_Task description:_ Can you retype every record below exactly as written?

Records excerpted from a collection:
start
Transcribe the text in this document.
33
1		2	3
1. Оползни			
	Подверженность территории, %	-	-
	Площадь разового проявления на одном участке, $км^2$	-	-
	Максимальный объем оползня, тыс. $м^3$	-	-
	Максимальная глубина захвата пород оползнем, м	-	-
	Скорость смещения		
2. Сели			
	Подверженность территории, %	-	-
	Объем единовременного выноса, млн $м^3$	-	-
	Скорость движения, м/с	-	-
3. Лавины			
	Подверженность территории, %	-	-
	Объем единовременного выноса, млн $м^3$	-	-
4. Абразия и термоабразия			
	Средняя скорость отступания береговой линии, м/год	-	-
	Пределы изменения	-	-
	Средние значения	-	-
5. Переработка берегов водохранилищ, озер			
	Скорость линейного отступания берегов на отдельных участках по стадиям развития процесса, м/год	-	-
end
_Complete output:_
Transcribe the text in this document.
33
1		2	3
1. Оползни			
	Подверженность территории, %	-	-
	Площадь разового проявления на одном участке, $км^2$	-	-
	Максимальный объем оползня, тыс. $м^3$	-	-
	Максимальная глубина захвата пород оползнем, м	-	-
	Скорость смещения		
2. Сели			
	Подверженность территории, %	-	-
	Объем единовременного выноса, млн $м^3$	-	-
	Скорость движения, м/с	-	-
3. Лавины			
	Подверженность территории, %	-	-
	Объем единовременного выноса, млн $м^3$	-	-
4. Абразия и термоабразия			
	Средняя скорость отступания береговой линии, м/год	-	-
	Пределы изменения	-	-
	Средние значения	-	-
5. Переработка берегов водохранилищ, озер			
	Скорость линейного отступания берегов на отдельных участках по стадиям развития процесса, м/год	-	-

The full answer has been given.